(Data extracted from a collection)
========================
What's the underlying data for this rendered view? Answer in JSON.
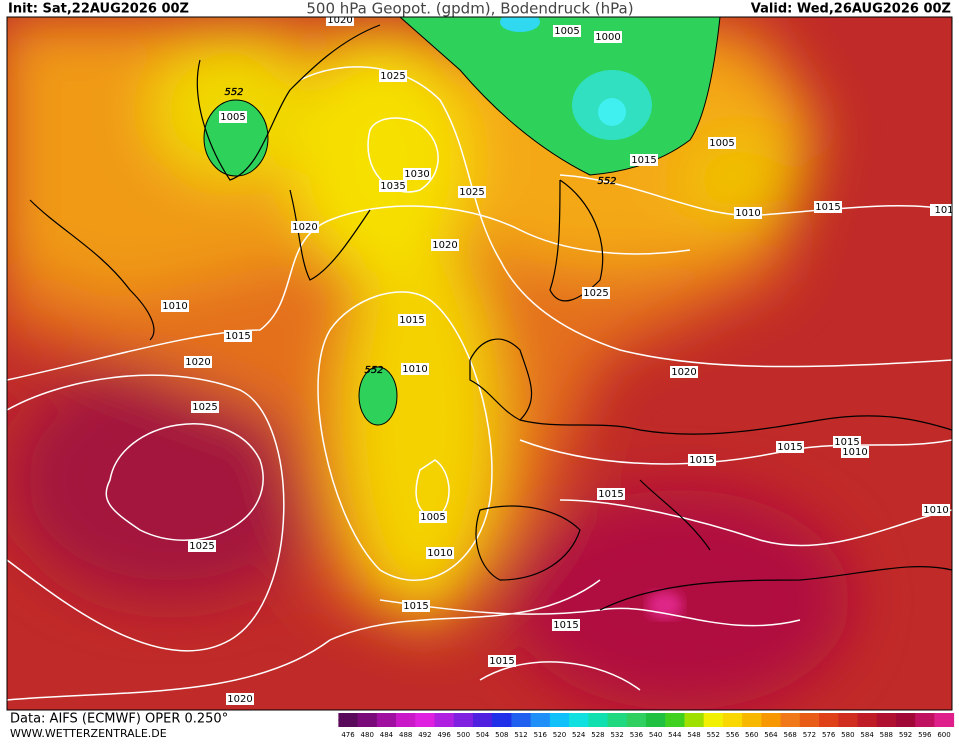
{
  "header": {
    "init": "Init: Sat,22AUG2026 00Z",
    "title": "500 hPa Geopot. (gpdm), Bodendruck (hPa)",
    "valid": "Valid: Wed,26AUG2026 00Z"
  },
  "footer": {
    "data_source": "Data: AIFS (ECMWF) OPER 0.250°",
    "website": "WWW.WETTERZENTRALE.DE"
  },
  "map": {
    "isobar_labels": [
      1020,
      1005,
      1000,
      1025,
      552,
      1005,
      1005,
      1015,
      552,
      1030,
      1035,
      1025,
      1010,
      1015,
      101,
      1020,
      1020,
      1025,
      1010,
      1015,
      1015,
      1020,
      552,
      1010,
      1020,
      1025,
      1015,
      1015,
      1010,
      1015,
      1015,
      1005,
      1010,
      1025,
      1010,
      1015,
      1015,
      1015,
      1020
    ]
  },
  "colorbar": {
    "labels": [
      476,
      480,
      484,
      488,
      492,
      496,
      500,
      504,
      508,
      512,
      516,
      520,
      524,
      528,
      532,
      536,
      540,
      544,
      548,
      552,
      556,
      560,
      564,
      568,
      572,
      576,
      580,
      584,
      588,
      592,
      596,
      600
    ],
    "colors": [
      "#5a0a5a",
      "#7a0a7a",
      "#a010a0",
      "#c818c8",
      "#e020e0",
      "#b020e0",
      "#8020e0",
      "#5020e0",
      "#2030e8",
      "#2060f0",
      "#2090f8",
      "#10c0f8",
      "#10e0e0",
      "#10e0b0",
      "#20d880",
      "#30d060",
      "#20c040",
      "#40d020",
      "#a0e000",
      "#f0f000",
      "#f8d800",
      "#f8b800",
      "#f89800",
      "#f07818",
      "#e85c18",
      "#e04018",
      "#d02c20",
      "#c01c28",
      "#b01030",
      "#a00838",
      "#c01060",
      "#e0208a"
    ]
  }
}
========================
> **GOAL**: Without including the pictures, reproduce all entries exactly.

> **EXERCISE SOLUTION**:
What's the underlying data for this rendered view? Answer in JSON.
{
  "header": {
    "init": "Init: Sat,22AUG2026 00Z",
    "title": "500 hPa Geopot. (gpdm), Bodendruck (hPa)",
    "valid": "Valid: Wed,26AUG2026 00Z"
  },
  "footer": {
    "data_source": "Data: AIFS (ECMWF) OPER 0.250°",
    "website": "WWW.WETTERZENTRALE.DE"
  },
  "map": {
    "isobar_labels": [
      1020,
      1005,
      1000,
      1025,
      552,
      1005,
      1005,
      1015,
      552,
      1030,
      1035,
      1025,
      1010,
      1015,
      101,
      1020,
      1020,
      1025,
      1010,
      1015,
      1015,
      1020,
      552,
      1010,
      1020,
      1025,
      1015,
      1015,
      1010,
      1015,
      1015,
      1005,
      1010,
      1025,
      1010,
      1015,
      1015,
      1015,
      1020
    ]
  },
  "colorbar": {
    "labels": [
      476,
      480,
      484,
      488,
      492,
      496,
      500,
      504,
      508,
      512,
      516,
      520,
      524,
      528,
      532,
      536,
      540,
      544,
      548,
      552,
      556,
      560,
      564,
      568,
      572,
      576,
      580,
      584,
      588,
      592,
      596,
      600
    ],
    "colors": [
      "#5a0a5a",
      "#7a0a7a",
      "#a010a0",
      "#c818c8",
      "#e020e0",
      "#b020e0",
      "#8020e0",
      "#5020e0",
      "#2030e8",
      "#2060f0",
      "#2090f8",
      "#10c0f8",
      "#10e0e0",
      "#10e0b0",
      "#20d880",
      "#30d060",
      "#20c040",
      "#40d020",
      "#a0e000",
      "#f0f000",
      "#f8d800",
      "#f8b800",
      "#f89800",
      "#f07818",
      "#e85c18",
      "#e04018",
      "#d02c20",
      "#c01c28",
      "#b01030",
      "#a00838",
      "#c01060",
      "#e0208a"
    ]
  }
}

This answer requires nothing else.